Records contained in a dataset
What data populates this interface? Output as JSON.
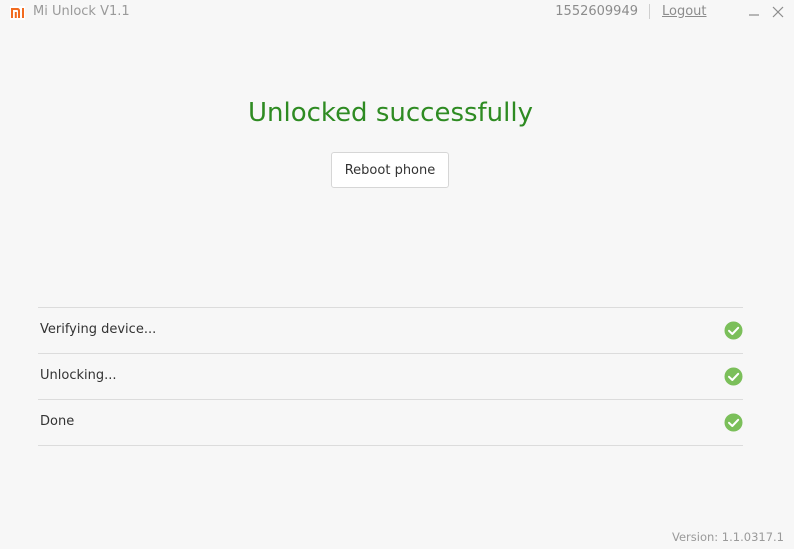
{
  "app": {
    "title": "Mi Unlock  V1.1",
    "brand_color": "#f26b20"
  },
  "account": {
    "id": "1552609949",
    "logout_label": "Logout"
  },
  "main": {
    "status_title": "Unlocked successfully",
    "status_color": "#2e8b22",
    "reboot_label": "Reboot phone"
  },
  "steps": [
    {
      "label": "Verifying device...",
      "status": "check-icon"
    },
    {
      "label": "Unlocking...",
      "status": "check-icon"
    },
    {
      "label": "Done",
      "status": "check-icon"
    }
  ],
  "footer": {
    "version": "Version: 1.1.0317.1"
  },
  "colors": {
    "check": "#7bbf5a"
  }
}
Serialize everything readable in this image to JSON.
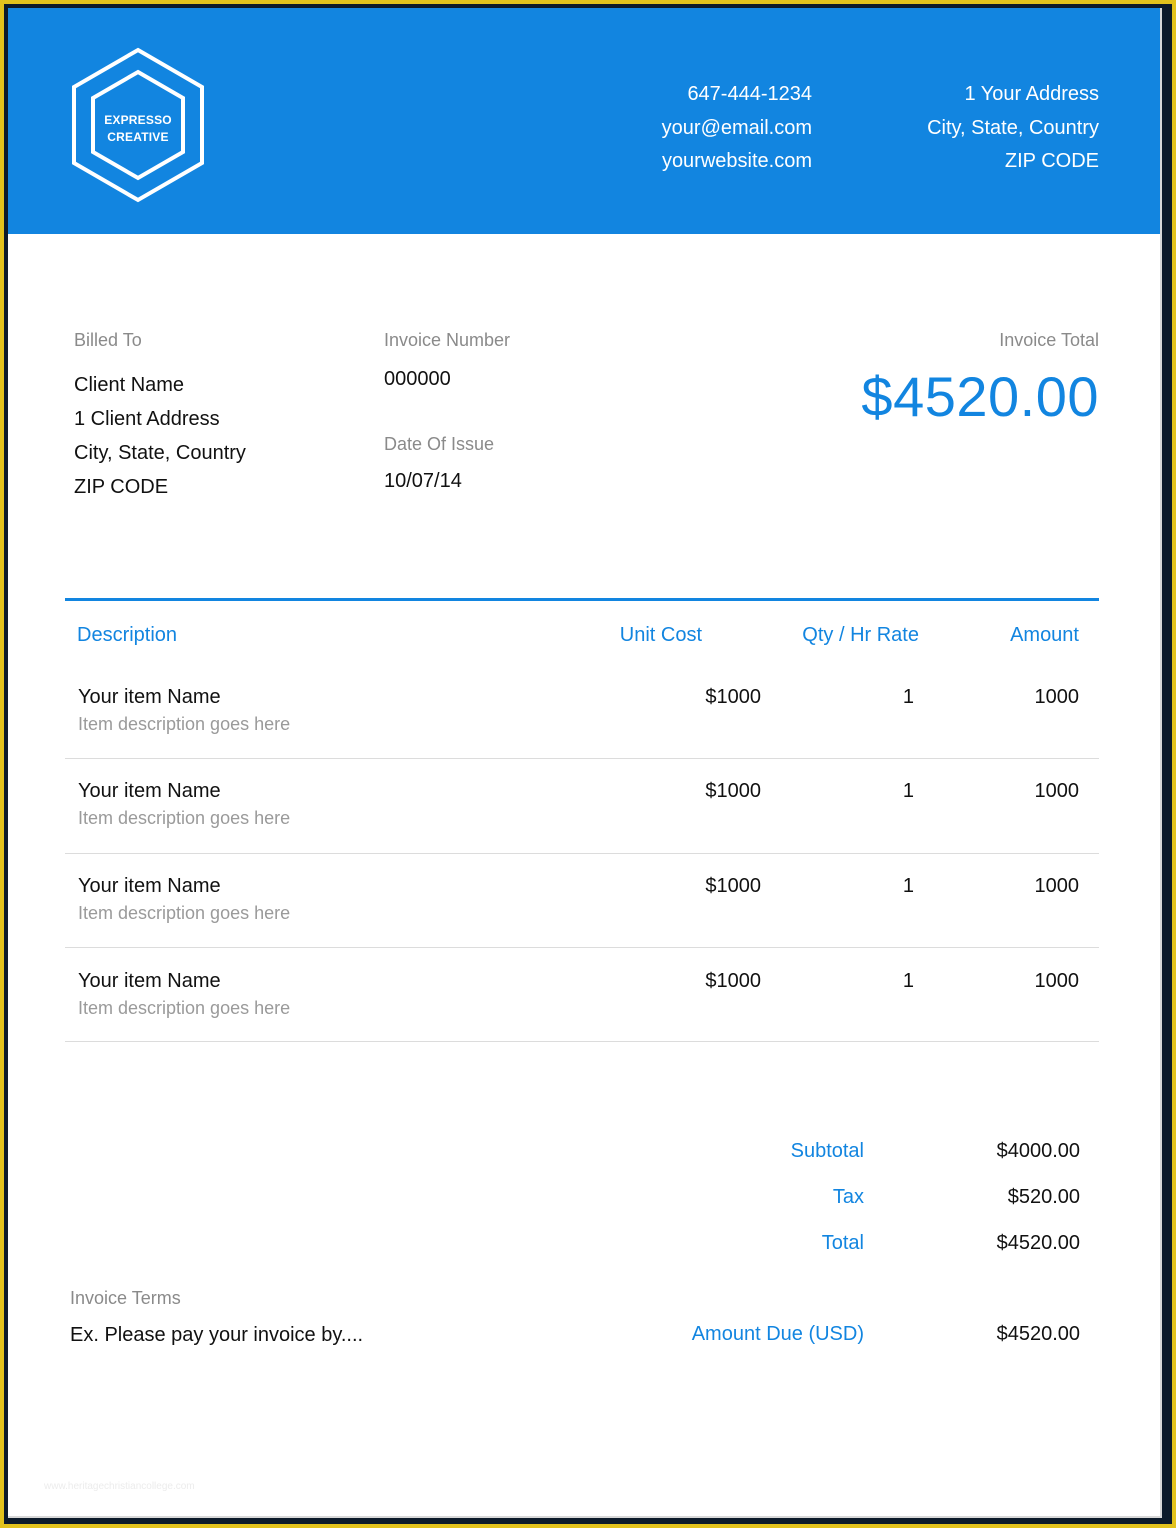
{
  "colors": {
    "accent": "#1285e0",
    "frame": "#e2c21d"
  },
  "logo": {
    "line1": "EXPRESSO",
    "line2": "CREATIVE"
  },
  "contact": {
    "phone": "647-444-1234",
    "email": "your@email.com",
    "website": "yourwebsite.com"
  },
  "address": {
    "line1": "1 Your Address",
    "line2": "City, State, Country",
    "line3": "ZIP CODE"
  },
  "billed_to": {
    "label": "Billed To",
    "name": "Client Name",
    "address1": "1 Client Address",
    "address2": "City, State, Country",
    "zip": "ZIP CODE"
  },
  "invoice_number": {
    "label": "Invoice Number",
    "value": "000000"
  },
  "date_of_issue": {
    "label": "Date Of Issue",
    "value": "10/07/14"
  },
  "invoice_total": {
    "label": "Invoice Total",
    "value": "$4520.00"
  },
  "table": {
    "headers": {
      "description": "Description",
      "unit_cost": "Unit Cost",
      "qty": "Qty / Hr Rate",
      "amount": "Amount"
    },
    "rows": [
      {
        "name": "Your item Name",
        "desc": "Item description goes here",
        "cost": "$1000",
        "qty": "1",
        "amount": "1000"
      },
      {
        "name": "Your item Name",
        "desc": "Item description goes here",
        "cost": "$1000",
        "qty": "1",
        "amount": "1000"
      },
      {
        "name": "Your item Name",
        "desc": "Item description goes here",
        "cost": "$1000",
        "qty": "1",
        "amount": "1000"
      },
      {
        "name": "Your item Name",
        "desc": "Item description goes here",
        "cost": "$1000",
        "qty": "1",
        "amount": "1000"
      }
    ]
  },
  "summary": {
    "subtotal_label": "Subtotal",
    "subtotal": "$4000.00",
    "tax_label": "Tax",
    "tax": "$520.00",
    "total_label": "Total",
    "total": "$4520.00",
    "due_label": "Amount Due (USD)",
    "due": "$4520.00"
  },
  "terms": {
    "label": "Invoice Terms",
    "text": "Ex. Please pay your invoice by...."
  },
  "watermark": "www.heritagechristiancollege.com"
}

- _Task description_
From the entries, copy out each line containing the word "this".

- _Answer_
What data populates this interface? Output as JSON.
Serialize everything readable in this image to JSON.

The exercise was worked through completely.